Copy out all lines of the records in which the word "both" appears.
↓↓↓
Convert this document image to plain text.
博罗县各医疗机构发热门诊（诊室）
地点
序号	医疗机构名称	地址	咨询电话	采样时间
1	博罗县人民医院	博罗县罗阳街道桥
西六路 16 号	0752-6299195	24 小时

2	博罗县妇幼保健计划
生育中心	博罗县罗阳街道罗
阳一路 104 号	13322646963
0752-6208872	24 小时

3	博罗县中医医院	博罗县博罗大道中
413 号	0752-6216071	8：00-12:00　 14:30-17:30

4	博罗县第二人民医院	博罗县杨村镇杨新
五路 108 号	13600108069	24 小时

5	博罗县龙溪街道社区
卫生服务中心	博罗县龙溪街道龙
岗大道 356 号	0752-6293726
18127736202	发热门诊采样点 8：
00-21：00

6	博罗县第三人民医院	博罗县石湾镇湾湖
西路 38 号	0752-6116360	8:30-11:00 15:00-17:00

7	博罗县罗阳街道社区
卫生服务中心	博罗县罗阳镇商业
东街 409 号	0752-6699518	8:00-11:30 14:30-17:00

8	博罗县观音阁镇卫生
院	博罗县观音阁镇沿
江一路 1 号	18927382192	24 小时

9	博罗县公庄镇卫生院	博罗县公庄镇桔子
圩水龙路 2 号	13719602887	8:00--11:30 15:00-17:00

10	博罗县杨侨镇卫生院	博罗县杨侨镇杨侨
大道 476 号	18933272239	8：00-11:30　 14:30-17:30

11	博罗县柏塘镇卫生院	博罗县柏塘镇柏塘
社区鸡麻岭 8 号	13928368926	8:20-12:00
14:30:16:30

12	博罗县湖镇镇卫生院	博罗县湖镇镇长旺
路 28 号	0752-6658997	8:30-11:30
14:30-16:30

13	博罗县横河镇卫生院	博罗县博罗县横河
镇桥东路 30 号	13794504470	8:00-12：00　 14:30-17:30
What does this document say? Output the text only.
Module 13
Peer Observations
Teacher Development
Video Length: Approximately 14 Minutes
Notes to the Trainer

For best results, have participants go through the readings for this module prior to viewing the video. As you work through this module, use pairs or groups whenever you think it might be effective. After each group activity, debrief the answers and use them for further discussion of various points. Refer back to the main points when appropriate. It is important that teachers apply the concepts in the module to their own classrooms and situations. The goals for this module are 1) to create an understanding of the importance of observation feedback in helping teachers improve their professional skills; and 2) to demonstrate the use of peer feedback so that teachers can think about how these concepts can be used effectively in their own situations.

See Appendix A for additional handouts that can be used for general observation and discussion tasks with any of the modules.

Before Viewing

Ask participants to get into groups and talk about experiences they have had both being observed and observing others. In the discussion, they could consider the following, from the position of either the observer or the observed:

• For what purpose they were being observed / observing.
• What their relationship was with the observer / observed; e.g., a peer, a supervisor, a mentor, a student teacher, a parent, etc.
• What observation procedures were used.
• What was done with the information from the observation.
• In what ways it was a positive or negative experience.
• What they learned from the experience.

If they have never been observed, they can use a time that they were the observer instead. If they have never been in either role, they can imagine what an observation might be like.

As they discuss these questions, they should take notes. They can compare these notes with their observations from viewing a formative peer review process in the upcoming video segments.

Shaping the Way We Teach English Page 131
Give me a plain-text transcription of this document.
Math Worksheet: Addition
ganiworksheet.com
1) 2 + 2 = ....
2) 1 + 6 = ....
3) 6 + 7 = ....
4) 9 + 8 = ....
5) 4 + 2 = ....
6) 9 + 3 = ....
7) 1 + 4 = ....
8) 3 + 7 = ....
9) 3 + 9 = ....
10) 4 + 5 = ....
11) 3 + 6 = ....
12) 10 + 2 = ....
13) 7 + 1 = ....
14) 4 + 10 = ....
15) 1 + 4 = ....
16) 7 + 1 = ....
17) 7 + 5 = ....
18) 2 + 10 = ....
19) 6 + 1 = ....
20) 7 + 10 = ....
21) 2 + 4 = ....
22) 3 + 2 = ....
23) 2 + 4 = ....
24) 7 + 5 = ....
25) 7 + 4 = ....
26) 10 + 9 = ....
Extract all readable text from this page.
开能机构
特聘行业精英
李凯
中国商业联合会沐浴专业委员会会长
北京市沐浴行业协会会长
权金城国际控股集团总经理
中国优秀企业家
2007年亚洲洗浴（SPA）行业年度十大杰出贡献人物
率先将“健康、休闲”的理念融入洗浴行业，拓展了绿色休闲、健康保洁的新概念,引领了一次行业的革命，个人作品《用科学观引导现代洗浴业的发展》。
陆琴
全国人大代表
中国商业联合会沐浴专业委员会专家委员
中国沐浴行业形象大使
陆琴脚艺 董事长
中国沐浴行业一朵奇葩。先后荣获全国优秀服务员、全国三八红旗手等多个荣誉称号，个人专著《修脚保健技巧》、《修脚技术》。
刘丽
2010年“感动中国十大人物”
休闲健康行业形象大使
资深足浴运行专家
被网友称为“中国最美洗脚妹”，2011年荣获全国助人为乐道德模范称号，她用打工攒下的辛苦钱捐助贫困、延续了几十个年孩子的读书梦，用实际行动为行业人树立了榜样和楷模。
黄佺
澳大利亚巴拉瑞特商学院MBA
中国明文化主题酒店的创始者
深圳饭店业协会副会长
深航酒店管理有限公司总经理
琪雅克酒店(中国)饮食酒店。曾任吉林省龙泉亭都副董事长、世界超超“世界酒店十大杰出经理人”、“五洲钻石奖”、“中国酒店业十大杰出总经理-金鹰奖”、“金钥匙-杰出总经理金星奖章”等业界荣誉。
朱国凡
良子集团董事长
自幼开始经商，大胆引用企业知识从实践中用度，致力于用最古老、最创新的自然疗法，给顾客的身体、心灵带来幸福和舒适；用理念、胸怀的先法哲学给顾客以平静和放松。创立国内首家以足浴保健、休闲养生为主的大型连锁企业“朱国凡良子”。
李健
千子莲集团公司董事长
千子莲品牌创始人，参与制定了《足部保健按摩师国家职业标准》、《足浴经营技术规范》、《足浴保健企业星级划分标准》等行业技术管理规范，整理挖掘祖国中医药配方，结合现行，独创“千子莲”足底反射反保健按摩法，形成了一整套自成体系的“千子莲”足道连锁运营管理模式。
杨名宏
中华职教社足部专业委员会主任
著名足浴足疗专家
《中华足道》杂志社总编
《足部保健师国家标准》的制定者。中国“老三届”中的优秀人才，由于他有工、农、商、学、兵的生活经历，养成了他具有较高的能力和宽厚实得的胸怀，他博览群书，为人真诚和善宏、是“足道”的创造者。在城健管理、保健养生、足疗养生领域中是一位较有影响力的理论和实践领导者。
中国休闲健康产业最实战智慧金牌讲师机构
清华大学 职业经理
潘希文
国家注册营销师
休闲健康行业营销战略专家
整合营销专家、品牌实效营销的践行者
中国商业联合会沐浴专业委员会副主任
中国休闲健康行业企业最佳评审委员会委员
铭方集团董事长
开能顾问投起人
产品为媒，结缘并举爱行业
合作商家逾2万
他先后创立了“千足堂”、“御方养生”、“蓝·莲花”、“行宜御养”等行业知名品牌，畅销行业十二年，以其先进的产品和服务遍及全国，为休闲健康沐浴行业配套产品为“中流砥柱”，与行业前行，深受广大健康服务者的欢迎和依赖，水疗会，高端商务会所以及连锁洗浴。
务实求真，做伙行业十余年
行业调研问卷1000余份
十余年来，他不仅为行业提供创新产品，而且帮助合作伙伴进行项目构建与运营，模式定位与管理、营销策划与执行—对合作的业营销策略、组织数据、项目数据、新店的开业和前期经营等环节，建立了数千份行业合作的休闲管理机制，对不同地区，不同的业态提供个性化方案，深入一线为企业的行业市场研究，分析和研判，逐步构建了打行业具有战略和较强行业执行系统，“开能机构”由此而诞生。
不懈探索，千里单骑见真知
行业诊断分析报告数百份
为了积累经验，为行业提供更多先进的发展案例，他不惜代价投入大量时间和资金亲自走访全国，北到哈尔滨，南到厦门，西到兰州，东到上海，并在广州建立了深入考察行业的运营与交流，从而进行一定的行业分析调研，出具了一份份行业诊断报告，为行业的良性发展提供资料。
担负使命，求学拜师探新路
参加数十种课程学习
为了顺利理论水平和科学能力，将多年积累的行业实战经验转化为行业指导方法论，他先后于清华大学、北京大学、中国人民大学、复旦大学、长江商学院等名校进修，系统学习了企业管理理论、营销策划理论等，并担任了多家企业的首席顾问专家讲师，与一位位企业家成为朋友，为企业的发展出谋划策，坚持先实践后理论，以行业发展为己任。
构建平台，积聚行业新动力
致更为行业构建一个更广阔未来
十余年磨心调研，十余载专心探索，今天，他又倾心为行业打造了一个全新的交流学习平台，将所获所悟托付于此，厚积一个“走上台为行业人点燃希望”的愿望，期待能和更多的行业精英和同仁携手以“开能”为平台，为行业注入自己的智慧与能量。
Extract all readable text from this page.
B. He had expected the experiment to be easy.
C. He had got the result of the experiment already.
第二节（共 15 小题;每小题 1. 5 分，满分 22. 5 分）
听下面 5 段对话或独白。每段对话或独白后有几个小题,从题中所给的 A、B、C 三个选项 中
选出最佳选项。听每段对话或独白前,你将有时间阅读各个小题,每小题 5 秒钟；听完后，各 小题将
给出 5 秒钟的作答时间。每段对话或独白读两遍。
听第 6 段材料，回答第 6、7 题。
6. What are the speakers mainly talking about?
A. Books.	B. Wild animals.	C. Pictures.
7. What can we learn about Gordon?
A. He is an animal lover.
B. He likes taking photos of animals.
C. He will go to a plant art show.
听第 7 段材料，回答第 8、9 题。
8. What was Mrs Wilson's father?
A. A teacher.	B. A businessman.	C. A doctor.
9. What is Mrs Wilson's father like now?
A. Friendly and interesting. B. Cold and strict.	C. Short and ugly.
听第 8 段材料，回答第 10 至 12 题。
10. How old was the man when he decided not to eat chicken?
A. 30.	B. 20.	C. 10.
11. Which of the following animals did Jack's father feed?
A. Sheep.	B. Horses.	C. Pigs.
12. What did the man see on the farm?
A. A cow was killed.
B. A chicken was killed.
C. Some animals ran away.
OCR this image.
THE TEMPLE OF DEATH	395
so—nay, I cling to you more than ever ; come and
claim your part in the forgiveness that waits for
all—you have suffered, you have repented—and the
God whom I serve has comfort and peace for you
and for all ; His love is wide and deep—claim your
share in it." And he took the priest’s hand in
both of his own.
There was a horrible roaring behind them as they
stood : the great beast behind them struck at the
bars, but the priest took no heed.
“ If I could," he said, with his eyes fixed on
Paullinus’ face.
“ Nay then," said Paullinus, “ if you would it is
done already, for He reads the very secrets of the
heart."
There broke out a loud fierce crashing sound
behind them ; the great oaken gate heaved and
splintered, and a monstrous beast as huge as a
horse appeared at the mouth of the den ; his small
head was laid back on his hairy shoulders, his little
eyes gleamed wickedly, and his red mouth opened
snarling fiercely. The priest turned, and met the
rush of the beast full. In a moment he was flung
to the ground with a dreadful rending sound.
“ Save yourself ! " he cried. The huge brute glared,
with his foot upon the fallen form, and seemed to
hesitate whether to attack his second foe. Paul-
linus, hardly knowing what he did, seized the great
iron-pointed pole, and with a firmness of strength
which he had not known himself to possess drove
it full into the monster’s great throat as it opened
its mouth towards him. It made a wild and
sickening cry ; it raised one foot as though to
↑↑↑
The output
Ask participants to get into groups and talk about experiences they have had both being observed and observing others. In the discussion, they could consider the following, from the position of either the observer or the observed:
both of his own.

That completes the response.